##### Exercise material #####

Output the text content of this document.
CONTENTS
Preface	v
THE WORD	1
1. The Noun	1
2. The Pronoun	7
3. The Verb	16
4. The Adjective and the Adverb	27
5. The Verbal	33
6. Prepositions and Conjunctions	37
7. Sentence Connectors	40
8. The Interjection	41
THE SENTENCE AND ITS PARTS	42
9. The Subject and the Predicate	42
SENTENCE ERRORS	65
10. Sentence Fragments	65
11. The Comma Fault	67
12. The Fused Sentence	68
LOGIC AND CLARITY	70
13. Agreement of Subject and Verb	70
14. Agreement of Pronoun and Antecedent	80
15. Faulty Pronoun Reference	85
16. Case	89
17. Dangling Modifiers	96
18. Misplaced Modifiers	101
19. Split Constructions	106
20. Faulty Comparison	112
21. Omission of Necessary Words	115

#####

Repeat every line of the data, exactly and in full.

▶ Output of the task
Output the text content of this document.
CONTENTS
Preface	v
THE WORD	1
1. The Noun	1
2. The Pronoun	7
3. The Verb	16
4. The Adjective and the Adverb	27
5. The Verbal	33
6. Prepositions and Conjunctions	37
7. Sentence Connectors	40
8. The Interjection	41
THE SENTENCE AND ITS PARTS	42
9. The Subject and the Predicate	42
SENTENCE ERRORS	65
10. Sentence Fragments	65
11. The Comma Fault	67
12. The Fused Sentence	68
LOGIC AND CLARITY	70
13. Agreement of Subject and Verb	70
14. Agreement of Pronoun and Antecedent	80
15. Faulty Pronoun Reference	85
16. Case	89
17. Dangling Modifiers	96
18. Misplaced Modifiers	101
19. Split Constructions	106
20. Faulty Comparison	112
21. Omission of Necessary Words	115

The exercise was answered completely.